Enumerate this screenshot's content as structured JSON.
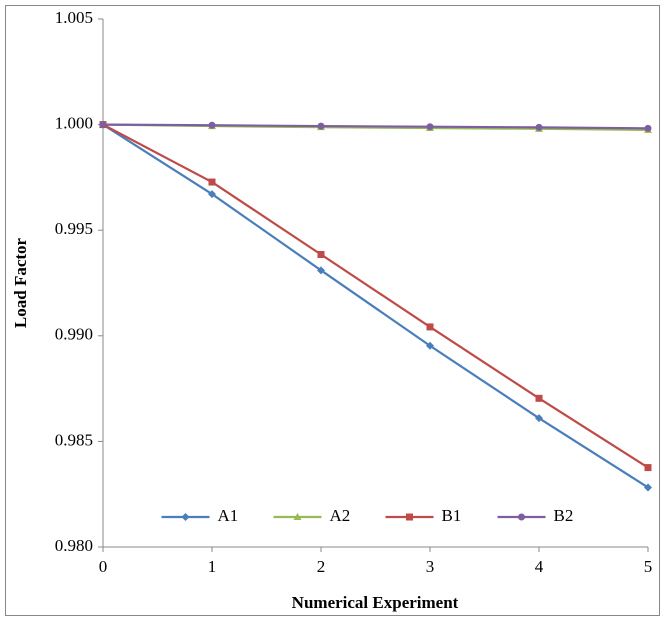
{
  "chart_data": {
    "type": "line",
    "x_label": "Numerical Experiment",
    "y_label": "Load Factor",
    "x": [
      0,
      1,
      2,
      3,
      4,
      5
    ],
    "xlim": [
      0,
      5
    ],
    "xticks": [
      0,
      1,
      2,
      3,
      4,
      5
    ],
    "ylim": [
      0.98,
      1.005
    ],
    "yticks": [
      {
        "value": 0.98,
        "label": "0.980"
      },
      {
        "value": 0.985,
        "label": "0.985"
      },
      {
        "value": 0.99,
        "label": "0.990"
      },
      {
        "value": 0.995,
        "label": "0.995"
      },
      {
        "value": 1.0,
        "label": "1.000"
      },
      {
        "value": 1.005,
        "label": "1.005"
      }
    ],
    "grid": false,
    "legend": "lower center",
    "series": [
      {
        "name": "A1",
        "color": "#4a7ebb",
        "marker": "diamond",
        "values": [
          1.0,
          0.99671,
          0.9931,
          0.98953,
          0.9861,
          0.98282
        ]
      },
      {
        "name": "A2",
        "color": "#98b954",
        "marker": "triangle",
        "values": [
          1.0,
          0.99993,
          0.99988,
          0.99984,
          0.9998,
          0.99975
        ]
      },
      {
        "name": "B1",
        "color": "#be4b48",
        "marker": "square",
        "values": [
          1.0,
          0.99728,
          0.99385,
          0.99042,
          0.98704,
          0.98376
        ]
      },
      {
        "name": "B2",
        "color": "#7d5fa0",
        "marker": "circle",
        "values": [
          1.0,
          0.99997,
          0.99993,
          0.9999,
          0.99987,
          0.99982
        ]
      }
    ]
  }
}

★ ★ ★ ★ ★ ★ ★

* **Aim of the exercise**:
What is needed is an exact reproduction of the data, pictures excluded.

* **Response below**:
Enumerate this screenshot's content as structured JSON.
{
  "chart_data": {
    "type": "line",
    "x_label": "Numerical Experiment",
    "y_label": "Load Factor",
    "x": [
      0,
      1,
      2,
      3,
      4,
      5
    ],
    "xlim": [
      0,
      5
    ],
    "xticks": [
      0,
      1,
      2,
      3,
      4,
      5
    ],
    "ylim": [
      0.98,
      1.005
    ],
    "yticks": [
      {
        "value": 0.98,
        "label": "0.980"
      },
      {
        "value": 0.985,
        "label": "0.985"
      },
      {
        "value": 0.99,
        "label": "0.990"
      },
      {
        "value": 0.995,
        "label": "0.995"
      },
      {
        "value": 1.0,
        "label": "1.000"
      },
      {
        "value": 1.005,
        "label": "1.005"
      }
    ],
    "grid": false,
    "legend": "lower center",
    "series": [
      {
        "name": "A1",
        "color": "#4a7ebb",
        "marker": "diamond",
        "values": [
          1.0,
          0.99671,
          0.9931,
          0.98953,
          0.9861,
          0.98282
        ]
      },
      {
        "name": "A2",
        "color": "#98b954",
        "marker": "triangle",
        "values": [
          1.0,
          0.99993,
          0.99988,
          0.99984,
          0.9998,
          0.99975
        ]
      },
      {
        "name": "B1",
        "color": "#be4b48",
        "marker": "square",
        "values": [
          1.0,
          0.99728,
          0.99385,
          0.99042,
          0.98704,
          0.98376
        ]
      },
      {
        "name": "B2",
        "color": "#7d5fa0",
        "marker": "circle",
        "values": [
          1.0,
          0.99997,
          0.99993,
          0.9999,
          0.99987,
          0.99982
        ]
      }
    ]
  }
}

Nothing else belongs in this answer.